Work to do
Reproduce every line of the material below, but drop the pictures.
"""
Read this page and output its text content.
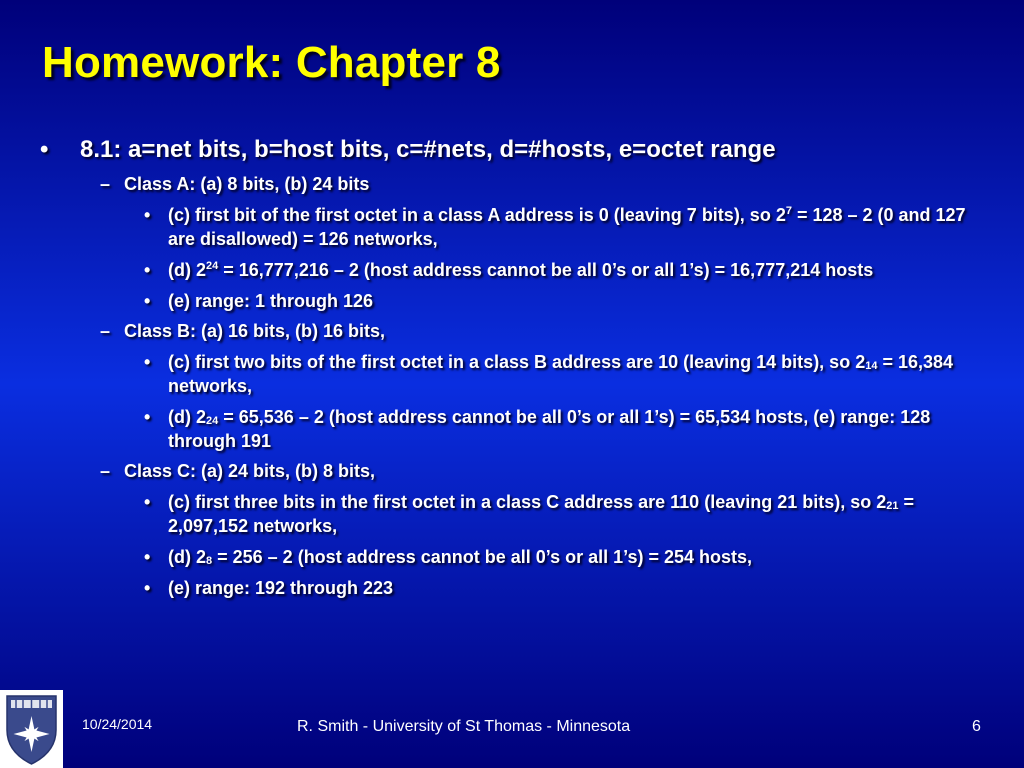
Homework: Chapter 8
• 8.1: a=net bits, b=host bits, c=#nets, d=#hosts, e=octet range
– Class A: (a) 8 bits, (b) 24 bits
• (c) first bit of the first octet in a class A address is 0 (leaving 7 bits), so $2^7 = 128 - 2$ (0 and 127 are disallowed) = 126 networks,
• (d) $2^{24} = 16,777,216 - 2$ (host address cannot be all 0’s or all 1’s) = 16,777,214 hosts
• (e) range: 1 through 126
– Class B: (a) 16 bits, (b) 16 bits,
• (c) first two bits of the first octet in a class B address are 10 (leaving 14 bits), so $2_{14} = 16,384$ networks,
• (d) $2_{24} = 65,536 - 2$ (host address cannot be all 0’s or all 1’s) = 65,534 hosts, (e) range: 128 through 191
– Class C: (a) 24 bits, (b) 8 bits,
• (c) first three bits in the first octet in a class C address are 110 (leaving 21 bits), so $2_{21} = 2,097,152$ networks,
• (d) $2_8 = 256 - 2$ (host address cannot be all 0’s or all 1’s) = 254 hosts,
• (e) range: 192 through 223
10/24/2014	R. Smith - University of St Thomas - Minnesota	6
"""
Output of the task
Read this page and output its text content.
Homework: Chapter 8
• 8.1: a=net bits, b=host bits, c=#nets, d=#hosts, e=octet range
– Class A: (a) 8 bits, (b) 24 bits
• (c) first bit of the first octet in a class A address is 0 (leaving 7 bits), so $2^7 = 128 - 2$ (0 and 127 are disallowed) = 126 networks,
• (d) $2^{24} = 16,777,216 - 2$ (host address cannot be all 0’s or all 1’s) = 16,777,214 hosts
• (e) range: 1 through 126
– Class B: (a) 16 bits, (b) 16 bits,
• (c) first two bits of the first octet in a class B address are 10 (leaving 14 bits), so $2_{14} = 16,384$ networks,
• (d) $2_{24} = 65,536 - 2$ (host address cannot be all 0’s or all 1’s) = 65,534 hosts, (e) range: 128 through 191
– Class C: (a) 24 bits, (b) 8 bits,
• (c) first three bits in the first octet in a class C address are 110 (leaving 21 bits), so $2_{21} = 2,097,152$ networks,
• (d) $2_8 = 256 - 2$ (host address cannot be all 0’s or all 1’s) = 254 hosts,
• (e) range: 192 through 223
10/24/2014	R. Smith - University of St Thomas - Minnesota	6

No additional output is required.